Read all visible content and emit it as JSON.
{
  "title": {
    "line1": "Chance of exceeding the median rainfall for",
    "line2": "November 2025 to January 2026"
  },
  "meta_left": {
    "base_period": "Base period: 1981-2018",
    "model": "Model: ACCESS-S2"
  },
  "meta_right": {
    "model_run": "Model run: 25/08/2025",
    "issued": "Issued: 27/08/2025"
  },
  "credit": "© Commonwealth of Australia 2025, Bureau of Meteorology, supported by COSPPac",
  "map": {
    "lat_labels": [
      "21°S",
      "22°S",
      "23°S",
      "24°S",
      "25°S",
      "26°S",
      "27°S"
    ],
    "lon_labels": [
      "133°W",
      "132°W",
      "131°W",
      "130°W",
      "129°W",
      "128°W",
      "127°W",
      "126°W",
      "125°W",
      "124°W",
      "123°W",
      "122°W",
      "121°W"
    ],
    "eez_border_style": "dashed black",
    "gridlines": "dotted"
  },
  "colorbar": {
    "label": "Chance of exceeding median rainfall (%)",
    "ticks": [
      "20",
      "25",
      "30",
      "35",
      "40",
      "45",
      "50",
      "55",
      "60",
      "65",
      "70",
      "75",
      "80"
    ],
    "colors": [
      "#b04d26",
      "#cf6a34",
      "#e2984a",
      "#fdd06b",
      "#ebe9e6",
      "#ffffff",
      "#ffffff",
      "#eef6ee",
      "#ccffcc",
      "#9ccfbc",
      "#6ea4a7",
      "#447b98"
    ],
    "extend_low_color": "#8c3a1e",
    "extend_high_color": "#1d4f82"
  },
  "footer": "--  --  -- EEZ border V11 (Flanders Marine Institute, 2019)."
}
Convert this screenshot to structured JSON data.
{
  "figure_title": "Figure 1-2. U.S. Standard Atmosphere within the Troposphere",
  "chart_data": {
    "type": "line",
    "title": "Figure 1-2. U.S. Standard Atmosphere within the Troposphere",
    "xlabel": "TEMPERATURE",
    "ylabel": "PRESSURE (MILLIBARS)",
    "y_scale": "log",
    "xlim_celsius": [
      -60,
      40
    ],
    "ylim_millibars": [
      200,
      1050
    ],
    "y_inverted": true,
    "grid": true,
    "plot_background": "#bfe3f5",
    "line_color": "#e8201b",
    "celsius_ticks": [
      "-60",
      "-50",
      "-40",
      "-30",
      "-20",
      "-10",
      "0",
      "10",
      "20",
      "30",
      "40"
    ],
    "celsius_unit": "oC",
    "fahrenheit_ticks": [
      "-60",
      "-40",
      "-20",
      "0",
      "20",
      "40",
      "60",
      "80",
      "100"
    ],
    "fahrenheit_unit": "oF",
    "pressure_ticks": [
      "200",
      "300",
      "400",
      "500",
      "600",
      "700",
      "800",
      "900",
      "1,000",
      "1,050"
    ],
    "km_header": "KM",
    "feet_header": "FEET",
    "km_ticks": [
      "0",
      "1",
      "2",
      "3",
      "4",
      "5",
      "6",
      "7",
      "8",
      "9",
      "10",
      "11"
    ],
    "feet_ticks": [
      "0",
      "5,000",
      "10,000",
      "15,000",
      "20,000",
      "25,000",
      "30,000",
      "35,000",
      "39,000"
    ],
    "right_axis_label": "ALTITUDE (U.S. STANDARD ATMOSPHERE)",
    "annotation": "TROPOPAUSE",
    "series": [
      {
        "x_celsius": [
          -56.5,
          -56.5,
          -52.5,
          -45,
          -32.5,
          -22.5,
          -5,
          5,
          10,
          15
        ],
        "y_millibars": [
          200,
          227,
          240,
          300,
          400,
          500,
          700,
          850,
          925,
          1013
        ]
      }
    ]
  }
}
☆ ☆ ☆
_Task goal:_ Copy out each record from above, exactly.

_Solution for this exercise:_
Read all visible content and emit it as JSON.
{
  "title": {
    "line1": "Chance of exceeding the median rainfall for",
    "line2": "November 2025 to January 2026"
  },
  "meta_left": {
    "base_period": "Base period: 1981-2018",
    "model": "Model: ACCESS-S2"
  },
  "meta_right": {
    "model_run": "Model run: 25/08/2025",
    "issued": "Issued: 27/08/2025"
  },
  "credit": "© Commonwealth of Australia 2025, Bureau of Meteorology, supported by COSPPac",
  "map": {
    "lat_labels": [
      "21°S",
      "22°S",
      "23°S",
      "24°S",
      "25°S",
      "26°S",
      "27°S"
    ],
    "lon_labels": [
      "133°W",
      "132°W",
      "131°W",
      "130°W",
      "129°W",
      "128°W",
      "127°W",
      "126°W",
      "125°W",
      "124°W",
      "123°W",
      "122°W",
      "121°W"
    ],
    "eez_border_style": "dashed black",
    "gridlines": "dotted"
  },
  "colorbar": {
    "label": "Chance of exceeding median rainfall (%)",
    "ticks": [
      "20",
      "25",
      "30",
      "35",
      "40",
      "45",
      "50",
      "55",
      "60",
      "65",
      "70",
      "75",
      "80"
    ],
    "colors": [
      "#b04d26",
      "#cf6a34",
      "#e2984a",
      "#fdd06b",
      "#ebe9e6",
      "#ffffff",
      "#ffffff",
      "#eef6ee",
      "#ccffcc",
      "#9ccfbc",
      "#6ea4a7",
      "#447b98"
    ],
    "extend_low_color": "#8c3a1e",
    "extend_high_color": "#1d4f82"
  },
  "footer": "--  --  -- EEZ border V11 (Flanders Marine Institute, 2019)."
}
Convert this screenshot to structured JSON data.
{
  "figure_title": "Figure 1-2. U.S. Standard Atmosphere within the Troposphere",
  "chart_data": {
    "type": "line",
    "title": "Figure 1-2. U.S. Standard Atmosphere within the Troposphere",
    "xlabel": "TEMPERATURE",
    "ylabel": "PRESSURE (MILLIBARS)",
    "y_scale": "log",
    "xlim_celsius": [
      -60,
      40
    ],
    "ylim_millibars": [
      200,
      1050
    ],
    "y_inverted": true,
    "grid": true,
    "plot_background": "#bfe3f5",
    "line_color": "#e8201b",
    "celsius_ticks": [
      "-60",
      "-50",
      "-40",
      "-30",
      "-20",
      "-10",
      "0",
      "10",
      "20",
      "30",
      "40"
    ],
    "celsius_unit": "oC",
    "fahrenheit_ticks": [
      "-60",
      "-40",
      "-20",
      "0",
      "20",
      "40",
      "60",
      "80",
      "100"
    ],
    "fahrenheit_unit": "oF",
    "pressure_ticks": [
      "200",
      "300",
      "400",
      "500",
      "600",
      "700",
      "800",
      "900",
      "1,000",
      "1,050"
    ],
    "km_header": "KM",
    "feet_header": "FEET",
    "km_ticks": [
      "0",
      "1",
      "2",
      "3",
      "4",
      "5",
      "6",
      "7",
      "8",
      "9",
      "10",
      "11"
    ],
    "feet_ticks": [
      "0",
      "5,000",
      "10,000",
      "15,000",
      "20,000",
      "25,000",
      "30,000",
      "35,000",
      "39,000"
    ],
    "right_axis_label": "ALTITUDE (U.S. STANDARD ATMOSPHERE)",
    "annotation": "TROPOPAUSE",
    "series": [
      {
        "x_celsius": [
          -56.5,
          -56.5,
          -52.5,
          -45,
          -32.5,
          -22.5,
          -5,
          5,
          10,
          15
        ],
        "y_millibars": [
          200,
          227,
          240,
          300,
          400,
          500,
          700,
          850,
          925,
          1013
        ]
      }
    ]
  }
}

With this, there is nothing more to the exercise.